▶ [Problem]: Could you transcribe every record below exactly as written, leaving out any pictures?

▶ [Records to use]:
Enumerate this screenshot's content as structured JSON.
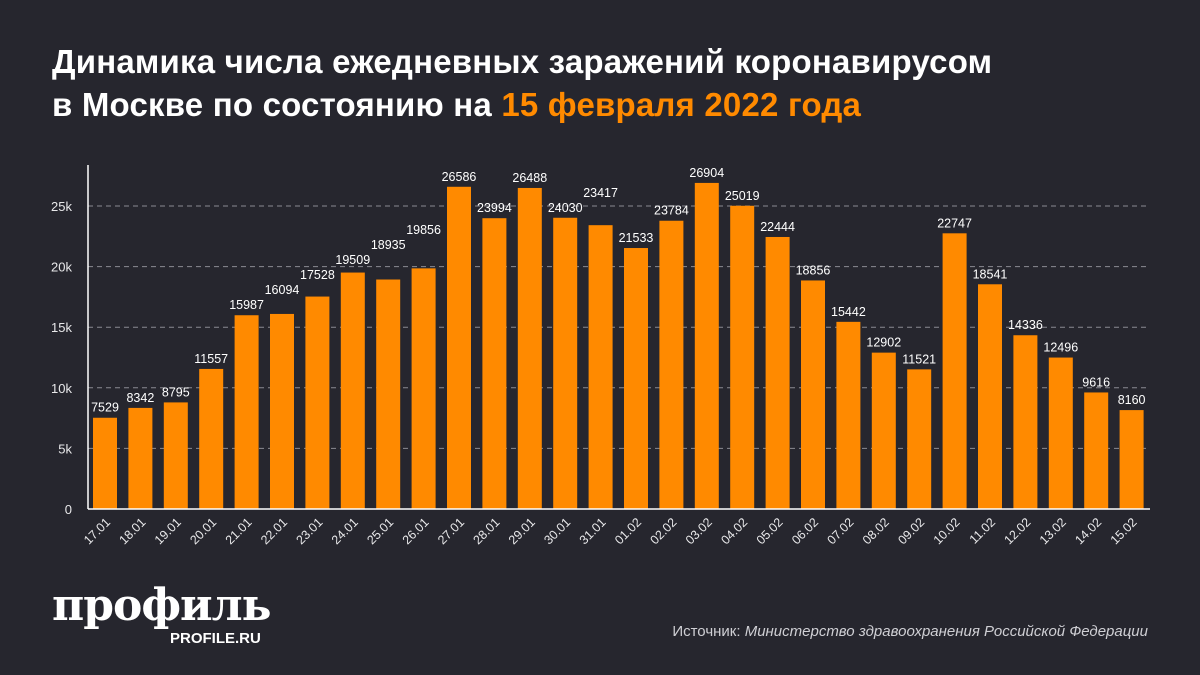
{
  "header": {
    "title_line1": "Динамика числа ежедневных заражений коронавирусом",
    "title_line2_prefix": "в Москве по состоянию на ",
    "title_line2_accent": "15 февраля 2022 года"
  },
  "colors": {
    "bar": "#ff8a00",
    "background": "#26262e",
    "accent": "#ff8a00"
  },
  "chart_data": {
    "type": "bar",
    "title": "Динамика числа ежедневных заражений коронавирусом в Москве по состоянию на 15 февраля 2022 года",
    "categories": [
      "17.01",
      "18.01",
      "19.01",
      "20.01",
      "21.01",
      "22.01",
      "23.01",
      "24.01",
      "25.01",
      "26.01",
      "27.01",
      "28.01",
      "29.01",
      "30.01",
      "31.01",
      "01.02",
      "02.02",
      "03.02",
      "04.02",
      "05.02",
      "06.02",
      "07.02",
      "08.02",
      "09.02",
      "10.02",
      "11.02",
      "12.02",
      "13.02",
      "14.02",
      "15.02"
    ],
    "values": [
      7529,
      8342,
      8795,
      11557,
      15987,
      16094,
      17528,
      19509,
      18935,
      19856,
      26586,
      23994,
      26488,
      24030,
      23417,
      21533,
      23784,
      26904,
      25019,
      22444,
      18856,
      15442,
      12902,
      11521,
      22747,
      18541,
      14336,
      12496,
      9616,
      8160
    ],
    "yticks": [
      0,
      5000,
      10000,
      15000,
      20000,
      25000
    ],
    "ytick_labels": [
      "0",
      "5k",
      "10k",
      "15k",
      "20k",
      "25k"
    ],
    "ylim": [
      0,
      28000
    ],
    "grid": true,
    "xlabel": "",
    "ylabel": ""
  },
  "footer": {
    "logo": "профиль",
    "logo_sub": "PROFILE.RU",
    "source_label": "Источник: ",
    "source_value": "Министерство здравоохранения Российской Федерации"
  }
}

▶ [Solution]:
Enumerate this screenshot's content as structured JSON.
{
  "header": {
    "title_line1": "Динамика числа ежедневных заражений коронавирусом",
    "title_line2_prefix": "в Москве по состоянию на ",
    "title_line2_accent": "15 февраля 2022 года"
  },
  "colors": {
    "bar": "#ff8a00",
    "background": "#26262e",
    "accent": "#ff8a00"
  },
  "chart_data": {
    "type": "bar",
    "title": "Динамика числа ежедневных заражений коронавирусом в Москве по состоянию на 15 февраля 2022 года",
    "categories": [
      "17.01",
      "18.01",
      "19.01",
      "20.01",
      "21.01",
      "22.01",
      "23.01",
      "24.01",
      "25.01",
      "26.01",
      "27.01",
      "28.01",
      "29.01",
      "30.01",
      "31.01",
      "01.02",
      "02.02",
      "03.02",
      "04.02",
      "05.02",
      "06.02",
      "07.02",
      "08.02",
      "09.02",
      "10.02",
      "11.02",
      "12.02",
      "13.02",
      "14.02",
      "15.02"
    ],
    "values": [
      7529,
      8342,
      8795,
      11557,
      15987,
      16094,
      17528,
      19509,
      18935,
      19856,
      26586,
      23994,
      26488,
      24030,
      23417,
      21533,
      23784,
      26904,
      25019,
      22444,
      18856,
      15442,
      12902,
      11521,
      22747,
      18541,
      14336,
      12496,
      9616,
      8160
    ],
    "yticks": [
      0,
      5000,
      10000,
      15000,
      20000,
      25000
    ],
    "ytick_labels": [
      "0",
      "5k",
      "10k",
      "15k",
      "20k",
      "25k"
    ],
    "ylim": [
      0,
      28000
    ],
    "grid": true,
    "xlabel": "",
    "ylabel": ""
  },
  "footer": {
    "logo": "профиль",
    "logo_sub": "PROFILE.RU",
    "source_label": "Источник: ",
    "source_value": "Министерство здравоохранения Российской Федерации"
  }
}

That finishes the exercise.